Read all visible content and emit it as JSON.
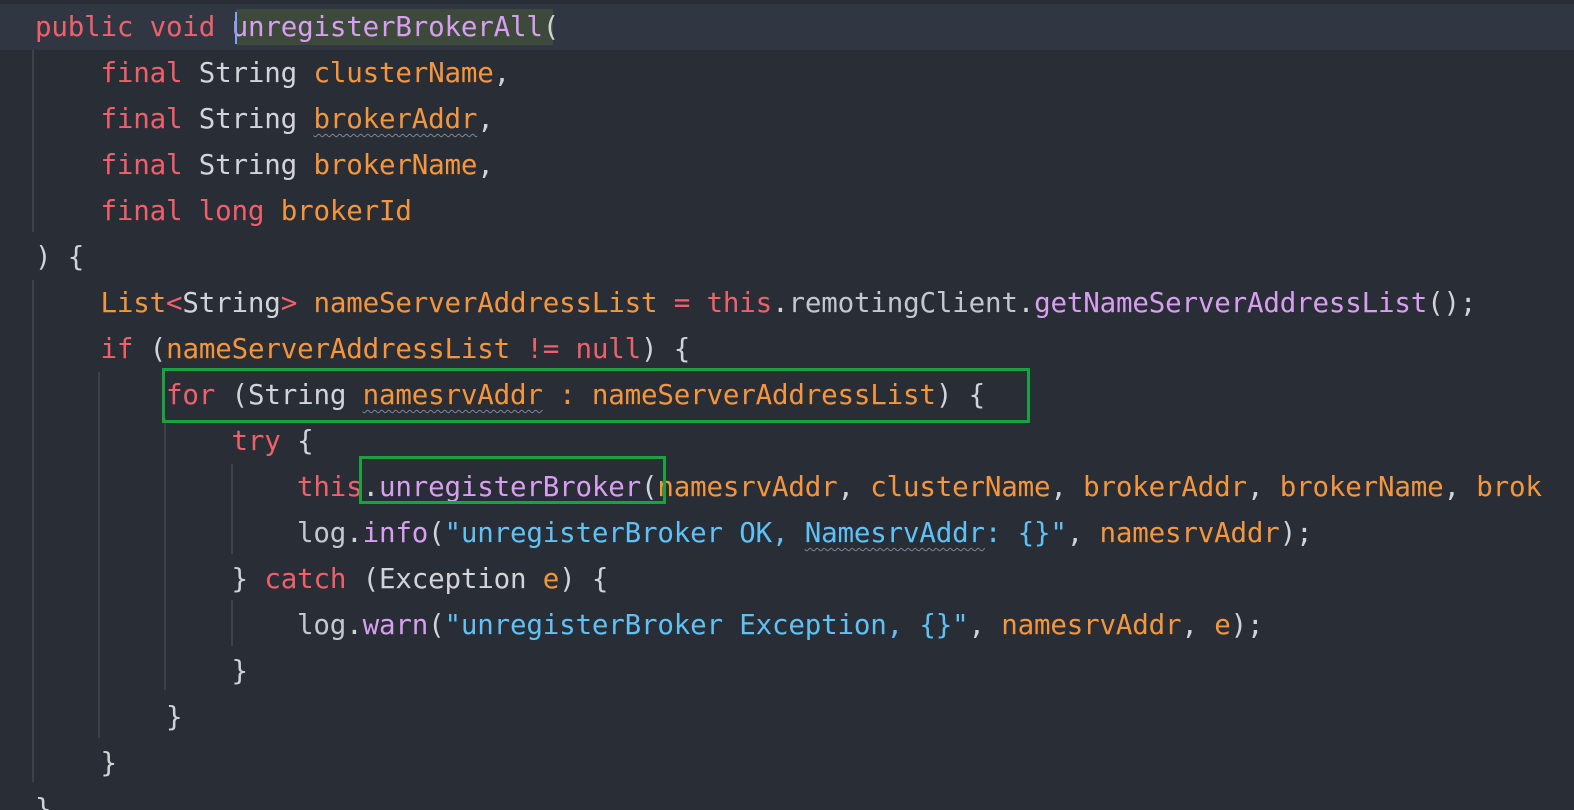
{
  "code": {
    "l1": {
      "kw1": "public",
      "kw2": "void",
      "fn": "unregisterBrokerAll",
      "p": "("
    },
    "l2": {
      "kw": "final",
      "typ": "String",
      "var": "clusterName",
      "p": ","
    },
    "l3": {
      "kw": "final",
      "typ": "String",
      "var": "brokerAddr",
      "p": ","
    },
    "l4": {
      "kw": "final",
      "typ": "String",
      "var": "brokerName",
      "p": ","
    },
    "l5": {
      "kw": "final",
      "typ": "long",
      "var": "brokerId"
    },
    "l6": {
      "p": ") {"
    },
    "l7": {
      "t1": "List",
      "lt": "<",
      "t2": "String",
      "gt": ">",
      "var": "nameServerAddressList",
      "eq": "=",
      "kw": "this",
      "dot": ".",
      "fld": "remotingClient",
      "dot2": ".",
      "fn": "getNameServerAddressList",
      "p": "();"
    },
    "l8": {
      "kw": "if",
      "p1": "(",
      "var": "nameServerAddressList",
      "op": "!=",
      "kw2": "null",
      "p2": ") {"
    },
    "l9": {
      "kw": "for",
      "p1": "(",
      "typ": "String",
      "var": "namesrvAddr",
      "colon": ":",
      "var2": "nameServerAddressList",
      "p2": ") {"
    },
    "l10": {
      "kw": "try",
      "p": "{"
    },
    "l11": {
      "kw": "this",
      "dot": ".",
      "fn": "unregisterBroker",
      "p1": "(",
      "a1": "namesrvAddr",
      "c1": ", ",
      "a2": "clusterName",
      "c2": ", ",
      "a3": "brokerAddr",
      "c3": ", ",
      "a4": "brokerName",
      "c4": ", ",
      "a5": "brok"
    },
    "l12": {
      "obj": "log",
      "dot": ".",
      "fn": "info",
      "p1": "(",
      "s1": "\"unregisterBroker OK, ",
      "s2": "NamesrvAddr",
      "s3": ": {}\"",
      "c": ", ",
      "var": "namesrvAddr",
      "p2": ");"
    },
    "l13": {
      "p1": "}",
      "kw": "catch",
      "p2": "(",
      "typ": "Exception",
      "var": "e",
      "p3": ") {"
    },
    "l14": {
      "obj": "log",
      "dot": ".",
      "fn": "warn",
      "p1": "(",
      "s": "\"unregisterBroker Exception, {}\"",
      "c1": ", ",
      "var": "namesrvAddr",
      "c2": ", ",
      "var2": "e",
      "p2": ");"
    },
    "l15": {
      "p": "}"
    },
    "l16": {
      "p": "}"
    },
    "l17": {
      "p": "}"
    },
    "l18": {
      "p": "}"
    }
  },
  "theme": {
    "background": "#292d36",
    "keyword": "#f0606a",
    "variable": "#f4963d",
    "function": "#d89ff0",
    "string": "#5fc1f4",
    "highlight_box": "#18a33e"
  }
}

What the exercise asks:
All records above are to be printed exactly, minus the pictures they contain.

The response:
Read all visible content and emit it as JSON.
{
  "code": {
    "l1": {
      "kw1": "public",
      "kw2": "void",
      "fn": "unregisterBrokerAll",
      "p": "("
    },
    "l2": {
      "kw": "final",
      "typ": "String",
      "var": "clusterName",
      "p": ","
    },
    "l3": {
      "kw": "final",
      "typ": "String",
      "var": "brokerAddr",
      "p": ","
    },
    "l4": {
      "kw": "final",
      "typ": "String",
      "var": "brokerName",
      "p": ","
    },
    "l5": {
      "kw": "final",
      "typ": "long",
      "var": "brokerId"
    },
    "l6": {
      "p": ") {"
    },
    "l7": {
      "t1": "List",
      "lt": "<",
      "t2": "String",
      "gt": ">",
      "var": "nameServerAddressList",
      "eq": "=",
      "kw": "this",
      "dot": ".",
      "fld": "remotingClient",
      "dot2": ".",
      "fn": "getNameServerAddressList",
      "p": "();"
    },
    "l8": {
      "kw": "if",
      "p1": "(",
      "var": "nameServerAddressList",
      "op": "!=",
      "kw2": "null",
      "p2": ") {"
    },
    "l9": {
      "kw": "for",
      "p1": "(",
      "typ": "String",
      "var": "namesrvAddr",
      "colon": ":",
      "var2": "nameServerAddressList",
      "p2": ") {"
    },
    "l10": {
      "kw": "try",
      "p": "{"
    },
    "l11": {
      "kw": "this",
      "dot": ".",
      "fn": "unregisterBroker",
      "p1": "(",
      "a1": "namesrvAddr",
      "c1": ", ",
      "a2": "clusterName",
      "c2": ", ",
      "a3": "brokerAddr",
      "c3": ", ",
      "a4": "brokerName",
      "c4": ", ",
      "a5": "brok"
    },
    "l12": {
      "obj": "log",
      "dot": ".",
      "fn": "info",
      "p1": "(",
      "s1": "\"unregisterBroker OK, ",
      "s2": "NamesrvAddr",
      "s3": ": {}\"",
      "c": ", ",
      "var": "namesrvAddr",
      "p2": ");"
    },
    "l13": {
      "p1": "}",
      "kw": "catch",
      "p2": "(",
      "typ": "Exception",
      "var": "e",
      "p3": ") {"
    },
    "l14": {
      "obj": "log",
      "dot": ".",
      "fn": "warn",
      "p1": "(",
      "s": "\"unregisterBroker Exception, {}\"",
      "c1": ", ",
      "var": "namesrvAddr",
      "c2": ", ",
      "var2": "e",
      "p2": ");"
    },
    "l15": {
      "p": "}"
    },
    "l16": {
      "p": "}"
    },
    "l17": {
      "p": "}"
    },
    "l18": {
      "p": "}"
    }
  },
  "theme": {
    "background": "#292d36",
    "keyword": "#f0606a",
    "variable": "#f4963d",
    "function": "#d89ff0",
    "string": "#5fc1f4",
    "highlight_box": "#18a33e"
  }
}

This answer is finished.